▸ YOUR GOAL: Convert every line of the records below into a JSON list of strings, with one string per line and blank lines omitted. Leave the pictures out of the list.

▸ RECORDS PROVIDED:
•••

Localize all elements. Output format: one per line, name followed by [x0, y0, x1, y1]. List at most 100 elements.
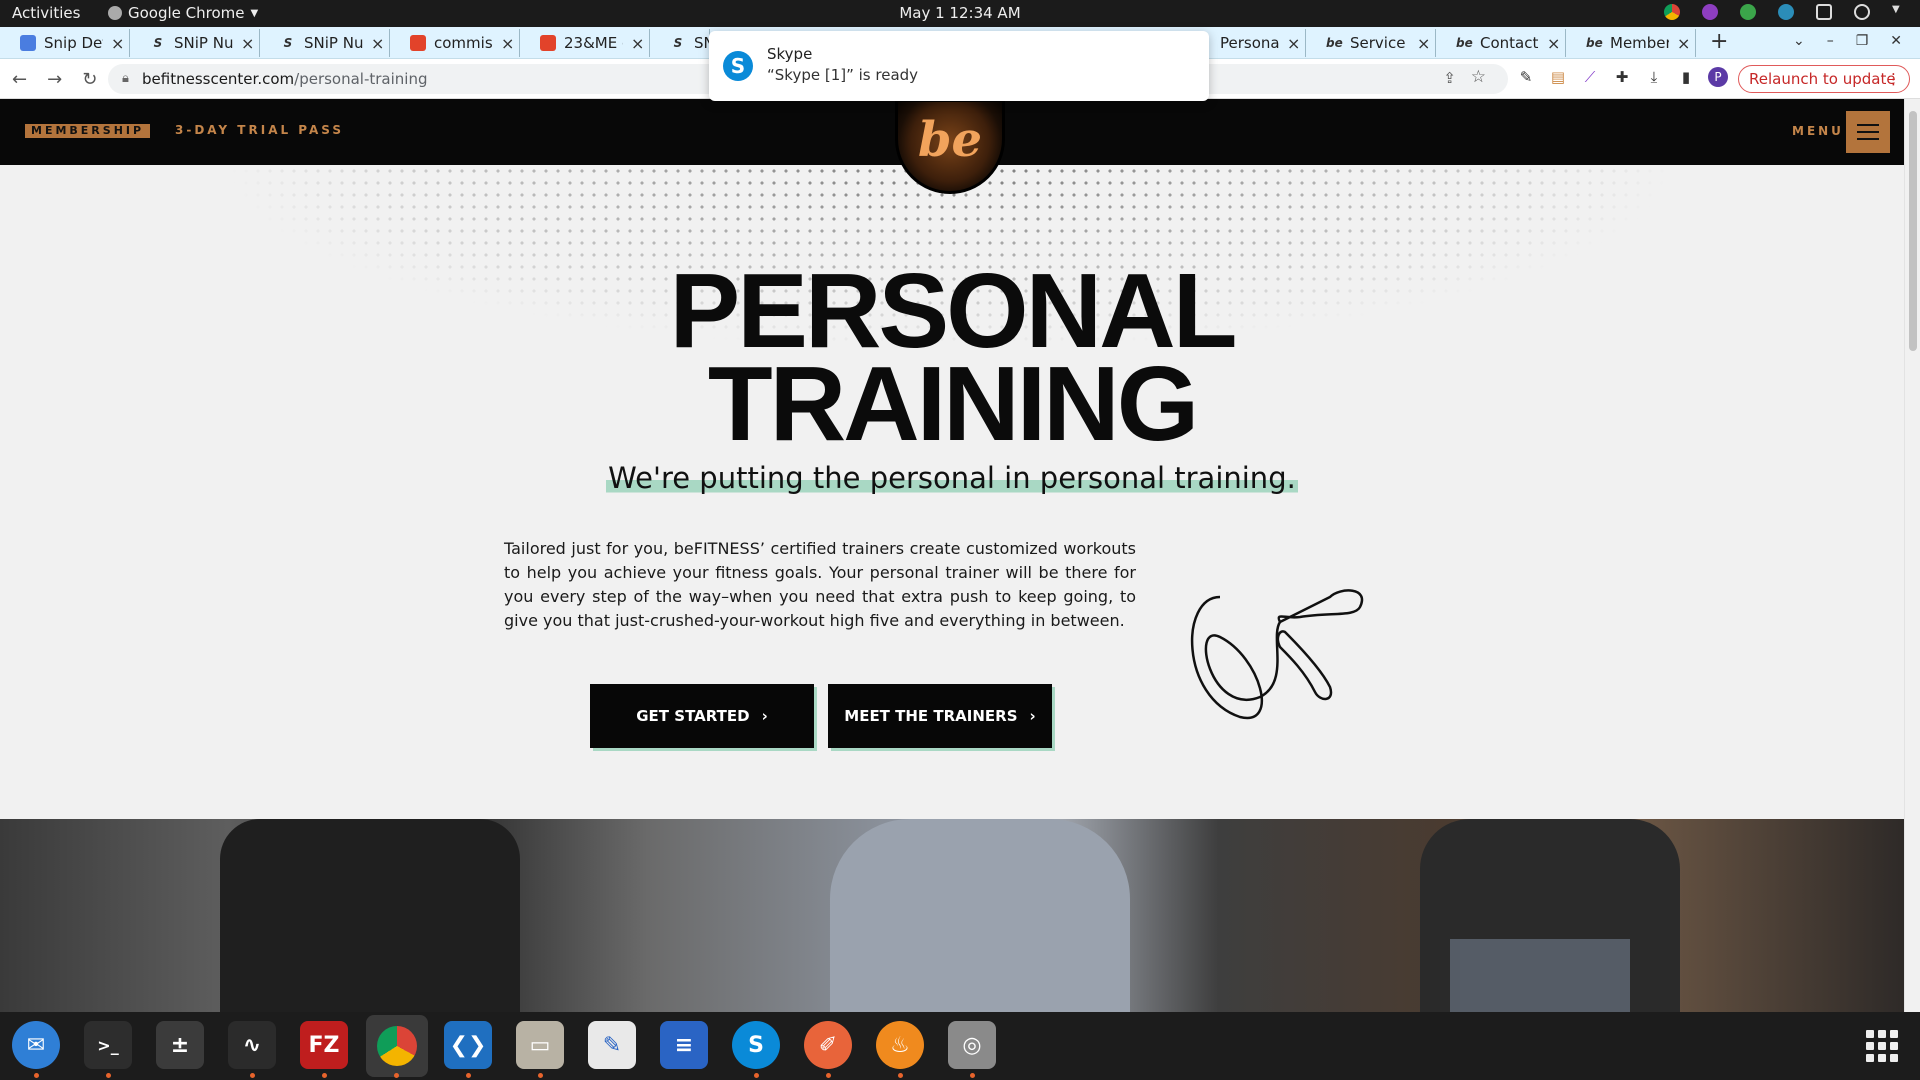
- bookmark-star-icon[interactable]: ☆: [1471, 67, 1486, 87]
- get-started-button[interactable]: GET STARTED ›: [590, 684, 814, 748]
- trial-pass-link[interactable]: 3-DAY TRIAL PASS: [175, 123, 344, 137]
- running-indicator: [106, 1073, 111, 1078]
- system-top-bar: Activities Google Chrome ▼ May 1 12:34 A…: [0, 0, 1920, 27]
- running-indicator: [970, 1073, 975, 1078]
- tray-status-icon[interactable]: [1740, 4, 1756, 20]
- tab[interactable]: beMembers×: [1566, 29, 1696, 57]
- scrollbar-thumb[interactable]: [1909, 111, 1917, 351]
- tab[interactable]: commissi×: [390, 29, 520, 57]
- close-tab-icon[interactable]: ×: [1417, 34, 1435, 53]
- tagline-text: We're putting the personal in personal t…: [606, 461, 1298, 495]
- vscode-icon[interactable]: ❮❯: [444, 1021, 492, 1069]
- relaunch-button[interactable]: Relaunch to update ⋮: [1738, 65, 1910, 93]
- chrome-tray-icon[interactable]: [1664, 4, 1680, 20]
- hamburger-menu-icon[interactable]: [1846, 111, 1890, 153]
- filezilla-icon[interactable]: FZ: [300, 1021, 348, 1069]
- drawing-icon[interactable]: ✐: [804, 1021, 852, 1069]
- show-applications-icon[interactable]: [1866, 1030, 1898, 1062]
- tray-app-icon[interactable]: [1702, 4, 1718, 20]
- chevron-down-icon[interactable]: ▼: [1892, 4, 1908, 20]
- calculator-icon[interactable]: ±: [156, 1021, 204, 1069]
- files-icon[interactable]: ▭: [516, 1021, 564, 1069]
- share-icon[interactable]: ⇪: [1443, 69, 1456, 87]
- web-page: MEMBERSHIP 3-DAY TRIAL PASS MENU be PERS…: [0, 99, 1904, 1012]
- photo-person: [1450, 939, 1630, 1012]
- network-icon[interactable]: [1816, 4, 1832, 20]
- skype-icon[interactable]: S: [732, 1021, 780, 1069]
- close-tab-icon[interactable]: ×: [371, 34, 389, 53]
- jump-rope-illustration: [1190, 589, 1364, 720]
- tab[interactable]: beService //×: [1306, 29, 1436, 57]
- window-controls: ⌄ – ❐ ✕: [1793, 33, 1902, 49]
- close-tab-icon[interactable]: ×: [111, 34, 129, 53]
- tab[interactable]: SSNiP Nutr×: [130, 29, 260, 57]
- tab[interactable]: 23&ME or×: [520, 29, 650, 57]
- get-started-label: GET STARTED: [636, 707, 750, 725]
- eyedropper-icon[interactable]: ✎: [1516, 67, 1536, 87]
- chevron-right-icon: ›: [761, 707, 768, 725]
- relaunch-label: Relaunch to update: [1749, 70, 1896, 88]
- url-text[interactable]: befitnesscenter.com/personal-training: [142, 70, 428, 88]
- chrome-icon[interactable]: [366, 1015, 428, 1077]
- close-window-icon[interactable]: ✕: [1890, 33, 1902, 49]
- close-tab-icon[interactable]: ×: [1547, 34, 1565, 53]
- close-tab-icon[interactable]: ×: [501, 34, 519, 53]
- lock-icon[interactable]: 🔒︎: [122, 71, 129, 86]
- thunderbird-icon[interactable]: ✉: [12, 1021, 60, 1069]
- running-indicator: [826, 1073, 831, 1078]
- document-viewer-icon[interactable]: ≡: [660, 1021, 708, 1069]
- tray-sync-icon[interactable]: [1778, 4, 1794, 20]
- running-indicator: [754, 1073, 759, 1078]
- running-indicator: [466, 1073, 471, 1078]
- terminal-icon[interactable]: >_: [84, 1021, 132, 1069]
- page-scrollbar[interactable]: [1904, 99, 1920, 1012]
- kebab-menu-icon[interactable]: ⋮: [1886, 66, 1901, 92]
- tab-search-icon[interactable]: ⌄: [1793, 33, 1805, 49]
- forward-icon[interactable]: →: [47, 69, 62, 90]
- page-title-line-2: TRAINING: [707, 345, 1199, 463]
- reload-icon[interactable]: ↻: [82, 69, 97, 90]
- tab[interactable]: Personal ×: [1200, 29, 1306, 57]
- tab[interactable]: SSNiP Nutr×: [260, 29, 390, 57]
- chevron-right-icon: ›: [1029, 707, 1036, 725]
- tab[interactable]: beContact /×: [1436, 29, 1566, 57]
- running-indicator: [898, 1073, 903, 1078]
- close-tab-icon[interactable]: ×: [241, 34, 259, 53]
- close-tab-icon[interactable]: ×: [1677, 34, 1695, 53]
- close-tab-icon[interactable]: ×: [631, 34, 649, 53]
- skype-notification[interactable]: S Skype “Skype [1]” is ready: [709, 31, 1209, 101]
- notification-message: “Skype [1]” is ready: [767, 66, 919, 84]
- tagline: We're putting the personal in personal t…: [0, 461, 1904, 495]
- system-tray[interactable]: ▼: [1664, 4, 1908, 20]
- new-tab-button[interactable]: +: [1710, 29, 1728, 54]
- url-path: /personal-training: [294, 70, 428, 88]
- text-editor-icon[interactable]: ✎: [588, 1021, 636, 1069]
- url-domain: befitnesscenter.com: [142, 70, 295, 88]
- disk-utility-icon[interactable]: ◎: [948, 1021, 996, 1069]
- power-icon[interactable]: [1854, 4, 1870, 20]
- side-panel-icon[interactable]: ▮: [1676, 67, 1696, 87]
- snip-icon: S: [153, 36, 163, 50]
- minimize-icon[interactable]: –: [1827, 33, 1834, 49]
- membership-link[interactable]: MEMBERSHIP: [25, 124, 151, 138]
- back-icon[interactable]: ←: [12, 69, 27, 90]
- extension-icon[interactable]: ▤: [1548, 67, 1568, 87]
- system-monitor-icon[interactable]: ∿: [228, 1021, 276, 1069]
- snip-icon: S: [673, 36, 683, 50]
- dock: ✉ >_ ± ∿ FZ ❮❯ ▭ ✎ ≡ S ✐ ♨ ◎: [0, 1012, 1920, 1080]
- restore-icon[interactable]: ❐: [1856, 33, 1869, 49]
- puzzle-icon[interactable]: ✚: [1612, 67, 1632, 87]
- profile-avatar[interactable]: P: [1708, 67, 1728, 87]
- menu-label[interactable]: MENU: [1792, 124, 1844, 138]
- meet-trainers-button[interactable]: MEET THE TRAINERS ›: [828, 684, 1052, 748]
- meet-trainers-label: MEET THE TRAINERS: [844, 707, 1018, 725]
- tab[interactable]: SSN: [650, 29, 710, 57]
- tab[interactable]: Snip Deta×: [0, 29, 130, 57]
- befitness-icon: be: [1456, 36, 1473, 50]
- close-tab-icon[interactable]: ×: [1287, 34, 1305, 53]
- extension-icon[interactable]: ⟋: [1580, 67, 1600, 87]
- flame-app-icon[interactable]: ♨: [876, 1021, 924, 1069]
- clock[interactable]: May 1 12:34 AM: [0, 4, 1920, 22]
- notification-title: Skype: [767, 45, 813, 63]
- download-icon[interactable]: ⤓: [1644, 67, 1664, 87]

•••

▸ ANSWER FOR THIS EXERCISE:
[
  "Localize all elements. Output format: one per line, name followed by [x0, y0, x1, y1]. List at most 100 elements.",
  "- bookmark-star-icon[interactable]: ☆: [1471, 67, 1486, 87]",
  "- get-started-button[interactable]: GET STARTED ›: [590, 684, 814, 748]",
  "- trial-pass-link[interactable]: 3-DAY TRIAL PASS: [175, 123, 344, 137]",
  "- running-indicator: [106, 1073, 111, 1078]",
  "- system-top-bar: Activities Google Chrome ▼ May 1 12:34 A…: [0, 0, 1920, 27]",
  "- running-indicator: [970, 1073, 975, 1078]",
  "- tray-status-icon[interactable]: [1740, 4, 1756, 20]",
  "- tab[interactable]: beMembers×: [1566, 29, 1696, 57]",
  "- scrollbar-thumb[interactable]: [1909, 111, 1917, 351]",
  "- tab[interactable]: commissi×: [390, 29, 520, 57]",
  "- close-tab-icon[interactable]: ×: [1417, 34, 1435, 53]",
  "- tagline-text: We're putting the personal in personal t…: [606, 461, 1298, 495]",
  "- vscode-icon[interactable]: ❮❯: [444, 1021, 492, 1069]",
  "- relaunch-button[interactable]: Relaunch to update ⋮: [1738, 65, 1910, 93]",
  "- chrome-tray-icon[interactable]: [1664, 4, 1680, 20]",
  "- hamburger-menu-icon[interactable]: [1846, 111, 1890, 153]",
  "- filezilla-icon[interactable]: FZ: [300, 1021, 348, 1069]",
  "- drawing-icon[interactable]: ✐: [804, 1021, 852, 1069]",
  "- show-applications-icon[interactable]: [1866, 1030, 1898, 1062]",
  "- tray-app-icon[interactable]: [1702, 4, 1718, 20]",
  "- chevron-down-icon[interactable]: ▼: [1892, 4, 1908, 20]",
  "- calculator-icon[interactable]: ±: [156, 1021, 204, 1069]",
  "- files-icon[interactable]: ▭: [516, 1021, 564, 1069]",
  "- share-icon[interactable]: ⇪: [1443, 69, 1456, 87]",
  "- web-page: MEMBERSHIP 3-DAY TRIAL PASS MENU be PERS…: [0, 99, 1904, 1012]",
  "- photo-person: [1450, 939, 1630, 1012]",
  "- network-icon[interactable]: [1816, 4, 1832, 20]",
  "- skype-icon[interactable]: S: [732, 1021, 780, 1069]",
  "- close-tab-icon[interactable]: ×: [371, 34, 389, 53]",
  "- jump-rope-illustration: [1190, 589, 1364, 720]",
  "- tab[interactable]: beService //×: [1306, 29, 1436, 57]",
  "- window-controls: ⌄ – ❐ ✕: [1793, 33, 1902, 49]",
  "- close-tab-icon[interactable]: ×: [111, 34, 129, 53]",
  "- tab[interactable]: SSNiP Nutr×: [130, 29, 260, 57]",
  "- tab[interactable]: 23&ME or×: [520, 29, 650, 57]",
  "- get-started-label: GET STARTED: [636, 707, 750, 725]",
  "- eyedropper-icon[interactable]: ✎: [1516, 67, 1536, 87]",
  "- chevron-right-icon: ›: [761, 707, 768, 725]",
  "- relaunch-label: Relaunch to update: [1749, 70, 1896, 88]",
  "- url-text[interactable]: befitnesscenter.com/personal-training: [142, 70, 428, 88]",
  "- chrome-icon[interactable]: [366, 1015, 428, 1077]",
  "- close-window-icon[interactable]: ✕: [1890, 33, 1902, 49]",
  "- close-tab-icon[interactable]: ×: [1547, 34, 1565, 53]",
  "- close-tab-icon[interactable]: ×: [501, 34, 519, 53]",
  "- lock-icon[interactable]: 🔒︎: [122, 71, 129, 86]",
  "- thunderbird-icon[interactable]: ✉: [12, 1021, 60, 1069]",
  "- running-indicator: [826, 1073, 831, 1078]",
  "- document-viewer-icon[interactable]: ≡: [660, 1021, 708, 1069]",
  "- tray-sync-icon[interactable]: [1778, 4, 1794, 20]",
  "- running-indicator: [754, 1073, 759, 1078]",
  "- running-indicator: [466, 1073, 471, 1078]",
  "- terminal-icon[interactable]: >_: [84, 1021, 132, 1069]",
  "- page-scrollbar[interactable]: [1904, 99, 1920, 1012]",
  "- kebab-menu-icon[interactable]: ⋮: [1886, 66, 1901, 92]",
  "- tab-search-icon[interactable]: ⌄: [1793, 33, 1805, 49]",
  "- forward-icon[interactable]: →: [47, 69, 62, 90]",
  "- page-title-line-2: TRAINING: [707, 345, 1199, 463]",
  "- reload-icon[interactable]: ↻: [82, 69, 97, 90]",
  "- tab[interactable]: Personal ×: [1200, 29, 1306, 57]",
  "- tab[interactable]: SSNiP Nutr×: [260, 29, 390, 57]",
  "- chevron-right-icon: ›: [1029, 707, 1036, 725]",
  "- tab[interactable]: beContact /×: [1436, 29, 1566, 57]",
  "- running-indicator: [898, 1073, 903, 1078]",
  "- close-tab-icon[interactable]: ×: [241, 34, 259, 53]",
  "- close-tab-icon[interactable]: ×: [1677, 34, 1695, 53]",
  "- close-tab-icon[interactable]: ×: [631, 34, 649, 53]",
  "- skype-notification[interactable]: S Skype “Skype [1]” is ready: [709, 31, 1209, 101]",
  "- notification-message: “Skype [1]” is ready: [767, 66, 919, 84]",
  "- tagline: We're putting the personal in personal t…: [0, 461, 1904, 495]",
  "- system-tray[interactable]: ▼: [1664, 4, 1908, 20]",
  "- new-tab-button[interactable]: +: [1710, 29, 1728, 54]",
  "- url-path: /personal-training: [294, 70, 428, 88]",
  "- text-editor-icon[interactable]: ✎: [588, 1021, 636, 1069]",
  "- url-domain: befitnesscenter.com: [142, 70, 295, 88]",
  "- disk-utility-icon[interactable]: ◎: [948, 1021, 996, 1069]",
  "- power-icon[interactable]: [1854, 4, 1870, 20]",
  "- side-panel-icon[interactable]: ▮: [1676, 67, 1696, 87]",
  "- snip-icon: S: [153, 36, 163, 50]",
  "- minimize-icon[interactable]: –: [1827, 33, 1834, 49]",
  "- membership-link[interactable]: MEMBERSHIP: [25, 124, 151, 138]",
  "- back-icon[interactable]: ←: [12, 69, 27, 90]",
  "- extension-icon[interactable]: ▤: [1548, 67, 1568, 87]",
  "- system-monitor-icon[interactable]: ∿: [228, 1021, 276, 1069]",
  "- snip-icon: S: [673, 36, 683, 50]",
  "- dock: ✉ >_ ± ∿ FZ ❮❯ ▭ ✎ ≡ S ✐ ♨ ◎: [0, 1012, 1920, 1080]",
  "- restore-icon[interactable]: ❐: [1856, 33, 1869, 49]",
  "- puzzle-icon[interactable]: ✚: [1612, 67, 1632, 87]",
  "- profile-avatar[interactable]: P: [1708, 67, 1728, 87]",
  "- menu-label[interactable]: MENU: [1792, 124, 1844, 138]",
  "- meet-trainers-button[interactable]: MEET THE TRAINERS ›: [828, 684, 1052, 748]",
  "- meet-trainers-label: MEET THE TRAINERS: [844, 707, 1018, 725]",
  "- tab[interactable]: SSN: [650, 29, 710, 57]",
  "- tab[interactable]: Snip Deta×: [0, 29, 130, 57]",
  "- befitness-icon: be: [1456, 36, 1473, 50]",
  "- close-tab-icon[interactable]: ×: [1287, 34, 1305, 53]",
  "- extension-icon[interactable]: ⟋: [1580, 67, 1600, 87]",
  "- flame-app-icon[interactable]: ♨: [876, 1021, 924, 1069]",
  "- clock[interactable]: May 1 12:34 AM: [0, 4, 1920, 22]",
  "- notification-title: Skype: [767, 45, 813, 63]",
  "- download-icon[interactable]: ⤓: [1644, 67, 1664, 87]"
]